* _INSTRUCTION_:
Omit every image, and transcribe the remaining entries exactly as given.

--- Start of RECORDS FOR THIS EXERCISE ---

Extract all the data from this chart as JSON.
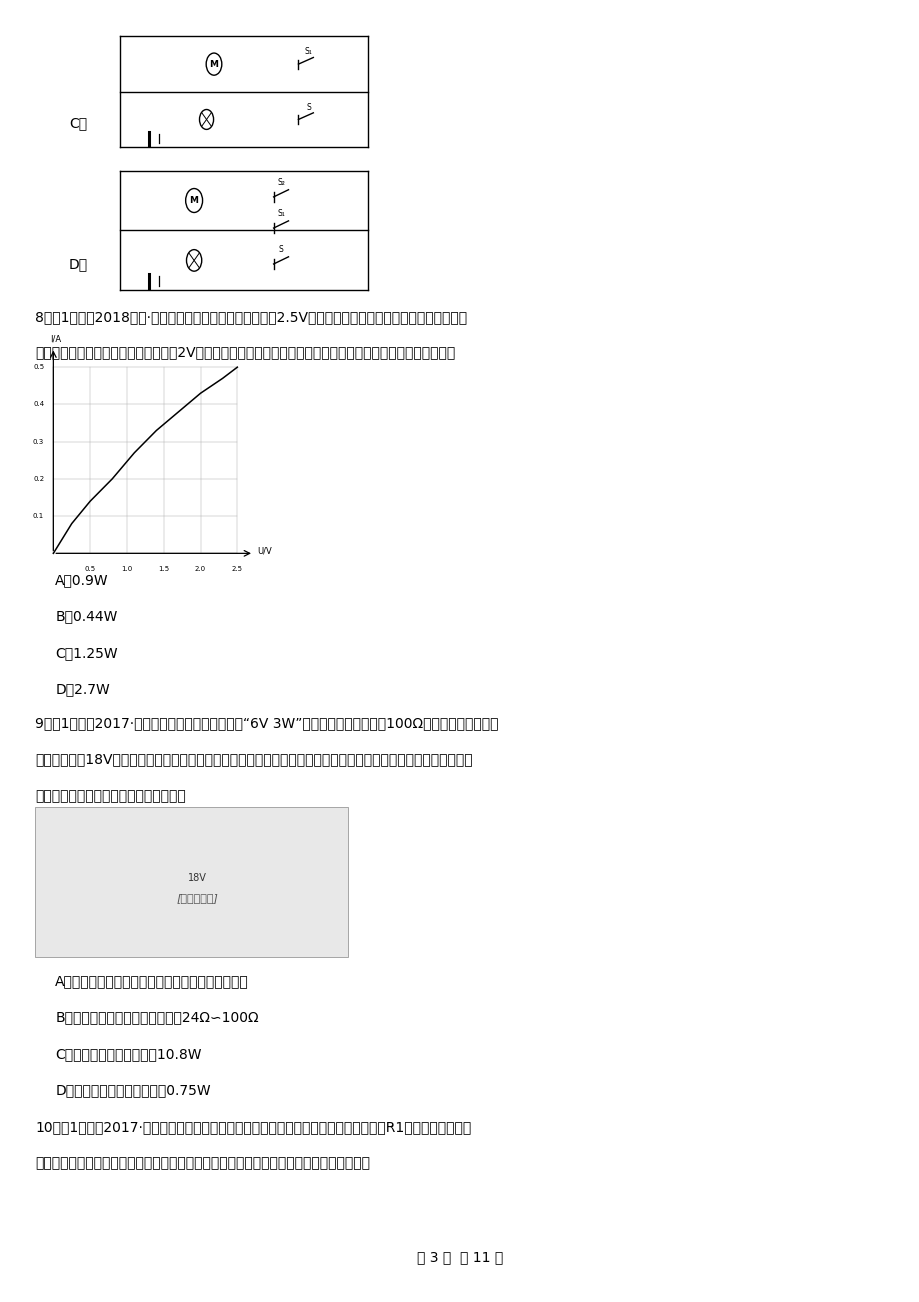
{
  "bg_color": "#ffffff",
  "text_color": "#000000",
  "page_width": 9.2,
  "page_height": 13.02,
  "dpi": 100,
  "q8_line1": "8．（1分）（2018九上·昌平期末）如图所示是额定电压为2.5V的小灯泡的电流随它两端电压变化的关系图",
  "q8_line2": "像．若把三只该规格的小灯泡并联接在2V的电源两端，（电源电压不变）则三只小灯泡消耗的总功率为（　　）",
  "q8_A": "A．0.9W",
  "q8_B": "B．0.44W",
  "q8_C": "C．1.25W",
  "q8_D": "D．2.7W",
  "q9_line1": "9．（1分）（2017·泰兴模拟）如图所示，把标有“6V 3W”的小灯泡与最大阻値为100Ω的滑动变阻器连接在",
  "q9_line2": "电源电压恒为18V的电路中，各表的示数均不超过所选量程，且灯泡两端电压不允许超过额定値（灯丝电阻不变），",
  "q9_line3": "闭合开关后，下列说法正确的是（　　）",
  "q9_A": "A．滑动变阻器滑片向左滑动的过程中，小灯泡变暗",
  "q9_B": "B．滑动变阻器的阻値变化范围为24Ω∽100Ω",
  "q9_C": "C．电路的总功率最大値为10.8W",
  "q9_D": "D．小灯泡的电功率最小値为0.75W",
  "q10_line1": "10．（1分）（2017·大庆）某兴趣小组为了研究电子温控装置，连接成如图所示电路，R1为热敏电阻，热敏",
  "q10_line2": "电阻的阻値随温度的升高而减小，闭合开关，当温度降低时，下列说法中正确的是（　　）",
  "footer": "第 3 页  共 11 页"
}
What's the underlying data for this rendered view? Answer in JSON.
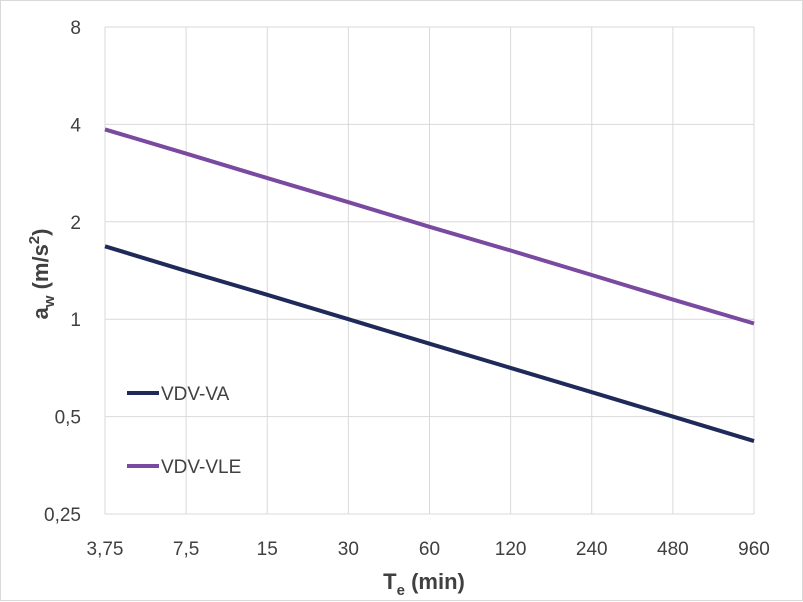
{
  "chart_data": {
    "type": "line",
    "x_scale": "log2",
    "y_scale": "log2",
    "x": [
      3.75,
      7.5,
      15,
      30,
      60,
      120,
      240,
      480,
      960
    ],
    "x_tick_labels": [
      "3,75",
      "7,5",
      "15",
      "30",
      "60",
      "120",
      "240",
      "480",
      "960"
    ],
    "y_ticks": [
      0.25,
      0.5,
      1,
      2,
      4,
      8
    ],
    "y_tick_labels": [
      "0,25",
      "0,5",
      "1",
      "2",
      "4",
      "8"
    ],
    "xlim": [
      3.75,
      960
    ],
    "ylim": [
      0.25,
      8
    ],
    "xlabel": {
      "main": "T",
      "sub": "e",
      "rest": " (min)"
    },
    "ylabel": {
      "main": "a",
      "sub": "w",
      "rest1": " (m/s",
      "sup": "2",
      "rest2": ")"
    },
    "grid": true,
    "legend_position": "left",
    "series": [
      {
        "name": "VDV-VA",
        "color": "#1f2a5a",
        "values": [
          1.68,
          1.41,
          1.19,
          1.0,
          0.84,
          0.707,
          0.595,
          0.5,
          0.42
        ]
      },
      {
        "name": "VDV-VLE",
        "color": "#7a4aa0",
        "values": [
          3.86,
          3.25,
          2.73,
          2.3,
          1.93,
          1.63,
          1.37,
          1.15,
          0.97
        ]
      }
    ]
  }
}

--- End of RECORDS FOR THIS EXERCISE ---

* _ANSWER TO THE EXERCISE_:
Extract all the data from this chart as JSON.
{
  "bg_color": "#ffffff",
  "text_color": "#000000",
  "page_width": 9.2,
  "page_height": 13.02,
  "dpi": 100,
  "q8_line1": "8．（1分）（2018九上·昌平期末）如图所示是额定电压为2.5V的小灯泡的电流随它两端电压变化的关系图",
  "q8_line2": "像．若把三只该规格的小灯泡并联接在2V的电源两端，（电源电压不变）则三只小灯泡消耗的总功率为（　　）",
  "q8_A": "A．0.9W",
  "q8_B": "B．0.44W",
  "q8_C": "C．1.25W",
  "q8_D": "D．2.7W",
  "q9_line1": "9．（1分）（2017·泰兴模拟）如图所示，把标有“6V 3W”的小灯泡与最大阻値为100Ω的滑动变阻器连接在",
  "q9_line2": "电源电压恒为18V的电路中，各表的示数均不超过所选量程，且灯泡两端电压不允许超过额定値（灯丝电阻不变），",
  "q9_line3": "闭合开关后，下列说法正确的是（　　）",
  "q9_A": "A．滑动变阻器滑片向左滑动的过程中，小灯泡变暗",
  "q9_B": "B．滑动变阻器的阻値变化范围为24Ω∽100Ω",
  "q9_C": "C．电路的总功率最大値为10.8W",
  "q9_D": "D．小灯泡的电功率最小値为0.75W",
  "q10_line1": "10．（1分）（2017·大庆）某兴趣小组为了研究电子温控装置，连接成如图所示电路，R1为热敏电阻，热敏",
  "q10_line2": "电阻的阻値随温度的升高而减小，闭合开关，当温度降低时，下列说法中正确的是（　　）",
  "footer": "第 3 页  共 11 页"
}
What's the underlying data for this rendered view? Answer in JSON.
{
  "chart_data": {
    "type": "line",
    "x_scale": "log2",
    "y_scale": "log2",
    "x": [
      3.75,
      7.5,
      15,
      30,
      60,
      120,
      240,
      480,
      960
    ],
    "x_tick_labels": [
      "3,75",
      "7,5",
      "15",
      "30",
      "60",
      "120",
      "240",
      "480",
      "960"
    ],
    "y_ticks": [
      0.25,
      0.5,
      1,
      2,
      4,
      8
    ],
    "y_tick_labels": [
      "0,25",
      "0,5",
      "1",
      "2",
      "4",
      "8"
    ],
    "xlim": [
      3.75,
      960
    ],
    "ylim": [
      0.25,
      8
    ],
    "xlabel": {
      "main": "T",
      "sub": "e",
      "rest": " (min)"
    },
    "ylabel": {
      "main": "a",
      "sub": "w",
      "rest1": " (m/s",
      "sup": "2",
      "rest2": ")"
    },
    "grid": true,
    "legend_position": "left",
    "series": [
      {
        "name": "VDV-VA",
        "color": "#1f2a5a",
        "values": [
          1.68,
          1.41,
          1.19,
          1.0,
          0.84,
          0.707,
          0.595,
          0.5,
          0.42
        ]
      },
      {
        "name": "VDV-VLE",
        "color": "#7a4aa0",
        "values": [
          3.86,
          3.25,
          2.73,
          2.3,
          1.93,
          1.63,
          1.37,
          1.15,
          0.97
        ]
      }
    ]
  }
}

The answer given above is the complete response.